**Text shown**

___

In this embodiment, since piezoelectric element 70 is formed around string 3, touch response data TD can be obtained even if string 3 is vibrated in any direction, e.g., the vertical, horizontal, and oblique directions. String trigger switch TSW and touch level switch TchSW commonly use piezoelectric element 70. Therefore, the structure can be simplified.

[Eleventh Embodiment (FIG. 34)]

FIG. 34 shows the structure of string trigger switch TSW and touch level switch TchSW according to an eleventh embodiment of the present invention. In this embodiment, piezoelectric element 70 is not arranged in coil spring 24 unlike in FIG. 32. More specifically, the inner diameter of through hole 20 in string holding portion 19 is increased, and piezoelectric element 70 is housed therein. A signal from electrode layer 72 of piezoelectric element 70 with respect to grounded string 3 is sent to touch level detector 29. A signal from coil spring 24 with respect to grounded string 3 is sent to trigger generator 28 in the same manner as in the fourth embodiment. A constant voltage is supplied from constant voltage source+V=5 to coil spring 24 through resistor R1.

___

**Prompt a**
Answer these questions from the text on the piezoelectric switch embodiments:
(i) Which two switches share piezoelectric element 70?
(ii) In the eleventh embodiment, where is piezoelectric element 70 housed?
(iii) Through which resistor does coil spring 24 receive a constant voltage?
The text and the entries have nothing to do with each other.

___

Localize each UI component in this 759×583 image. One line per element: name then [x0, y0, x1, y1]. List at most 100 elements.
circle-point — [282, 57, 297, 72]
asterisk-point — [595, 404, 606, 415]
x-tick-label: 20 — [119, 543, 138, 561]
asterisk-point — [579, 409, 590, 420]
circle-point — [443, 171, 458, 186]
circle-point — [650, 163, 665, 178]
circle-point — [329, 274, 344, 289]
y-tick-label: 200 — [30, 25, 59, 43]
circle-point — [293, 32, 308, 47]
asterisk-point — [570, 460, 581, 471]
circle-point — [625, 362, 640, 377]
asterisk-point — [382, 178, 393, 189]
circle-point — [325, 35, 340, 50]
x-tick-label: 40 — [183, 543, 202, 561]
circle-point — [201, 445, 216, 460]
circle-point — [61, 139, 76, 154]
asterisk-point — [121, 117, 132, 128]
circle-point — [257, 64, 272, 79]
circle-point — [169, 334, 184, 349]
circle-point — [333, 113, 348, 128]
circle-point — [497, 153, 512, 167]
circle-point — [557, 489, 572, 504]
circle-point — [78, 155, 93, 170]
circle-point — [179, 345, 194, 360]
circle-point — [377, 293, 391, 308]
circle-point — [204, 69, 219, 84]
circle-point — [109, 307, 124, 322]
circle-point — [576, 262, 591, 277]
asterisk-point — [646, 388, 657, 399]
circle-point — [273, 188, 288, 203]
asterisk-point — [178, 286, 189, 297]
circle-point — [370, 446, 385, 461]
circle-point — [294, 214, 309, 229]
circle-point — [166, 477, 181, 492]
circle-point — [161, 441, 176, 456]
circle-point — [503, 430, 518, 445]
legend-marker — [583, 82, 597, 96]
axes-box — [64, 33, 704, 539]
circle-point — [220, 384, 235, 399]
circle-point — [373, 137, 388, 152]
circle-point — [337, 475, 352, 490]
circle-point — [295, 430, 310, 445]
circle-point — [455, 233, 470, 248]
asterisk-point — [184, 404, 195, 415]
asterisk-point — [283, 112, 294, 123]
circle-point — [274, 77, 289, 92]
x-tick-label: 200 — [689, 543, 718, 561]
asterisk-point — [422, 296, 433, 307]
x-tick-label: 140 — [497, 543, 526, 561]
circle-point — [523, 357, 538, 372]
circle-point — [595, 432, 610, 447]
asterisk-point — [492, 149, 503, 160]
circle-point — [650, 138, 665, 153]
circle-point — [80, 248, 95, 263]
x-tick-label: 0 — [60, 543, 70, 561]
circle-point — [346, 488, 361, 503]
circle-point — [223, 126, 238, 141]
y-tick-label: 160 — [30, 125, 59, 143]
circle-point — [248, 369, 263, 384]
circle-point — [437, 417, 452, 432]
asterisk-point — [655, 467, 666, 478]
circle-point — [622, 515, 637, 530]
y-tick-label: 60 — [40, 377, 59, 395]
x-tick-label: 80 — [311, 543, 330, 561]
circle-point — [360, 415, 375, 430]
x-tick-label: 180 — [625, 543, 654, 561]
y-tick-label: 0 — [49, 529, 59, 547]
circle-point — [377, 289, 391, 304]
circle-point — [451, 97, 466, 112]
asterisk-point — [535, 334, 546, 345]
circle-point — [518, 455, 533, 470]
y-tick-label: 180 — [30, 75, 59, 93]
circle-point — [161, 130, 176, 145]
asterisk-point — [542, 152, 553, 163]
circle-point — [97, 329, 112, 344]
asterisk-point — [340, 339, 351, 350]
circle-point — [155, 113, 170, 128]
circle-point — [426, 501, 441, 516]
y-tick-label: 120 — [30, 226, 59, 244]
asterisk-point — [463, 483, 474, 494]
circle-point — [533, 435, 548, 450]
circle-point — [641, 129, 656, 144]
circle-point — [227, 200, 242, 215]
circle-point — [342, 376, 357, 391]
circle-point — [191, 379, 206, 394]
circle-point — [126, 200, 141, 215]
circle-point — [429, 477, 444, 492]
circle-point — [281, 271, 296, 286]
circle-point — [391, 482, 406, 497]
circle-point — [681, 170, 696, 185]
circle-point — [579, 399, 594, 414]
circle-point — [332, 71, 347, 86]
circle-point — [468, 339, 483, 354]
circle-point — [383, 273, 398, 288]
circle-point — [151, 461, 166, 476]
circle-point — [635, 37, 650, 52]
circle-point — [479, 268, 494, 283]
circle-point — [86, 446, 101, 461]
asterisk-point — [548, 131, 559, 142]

___

**Prompt b**
State how many lines of the entries contain the string "elements", giving only the number.

**Finished answer a**
(i) String trigger switch TSW and touch level switch TchSW
(ii) In through hole 20 in string holding portion 19, whose inner diameter is increased
(iii) Resistor R1

**Finished answer b**
1